[Written exercise] Identify every line in the records below that contains the word "Fixed", and copy each of those lines.

— Begin Given entries —

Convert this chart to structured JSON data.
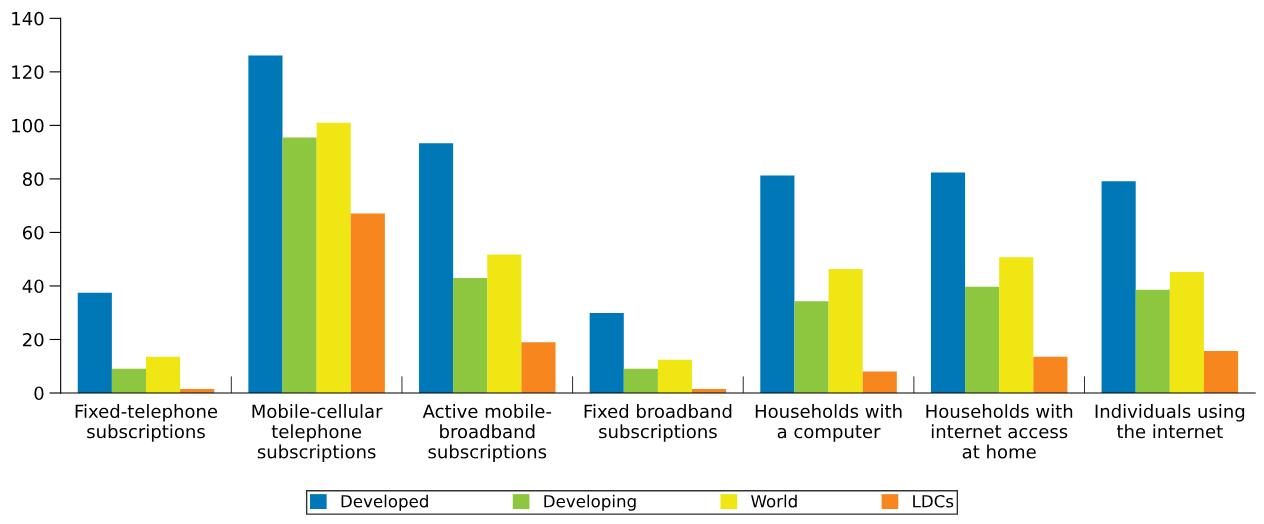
{
  "chart_data": {
    "type": "bar",
    "categories": [
      "Fixed-telephone\nsubscriptions",
      "Mobile-cellular\ntelephone\nsubscriptions",
      "Active mobile-\nbroadband\nsubscriptions",
      "Fixed broadband\nsubscriptions",
      "Households with\na computer",
      "Households with\ninternet access\nat home",
      "Individuals using\nthe internet"
    ],
    "series": [
      {
        "name": "Developed",
        "color": "#0077b6",
        "values": [
          37.5,
          126.1,
          93.3,
          29.9,
          81.3,
          82.4,
          79.1
        ]
      },
      {
        "name": "Developing",
        "color": "#8dc63f",
        "values": [
          9.1,
          95.5,
          43,
          9.1,
          34.3,
          39.7,
          38.6
        ]
      },
      {
        "name": "World",
        "color": "#f0e614",
        "values": [
          13.5,
          101,
          51.8,
          12.4,
          46.3,
          50.7,
          45.2
        ]
      },
      {
        "name": "LDCs",
        "color": "#f7861e",
        "values": [
          1.5,
          67.1,
          19,
          1.5,
          8,
          13.5,
          15.7
        ]
      }
    ],
    "ylim": [
      0,
      140
    ],
    "yticks": [
      0,
      20,
      40,
      60,
      80,
      100,
      120,
      140
    ],
    "grid": false,
    "legend": "bottom"
  }
}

— End Given entries —

[Reply to the exercise]
      "Fixed-telephone\nsubscriptions",
      "Fixed broadband\nsubscriptions",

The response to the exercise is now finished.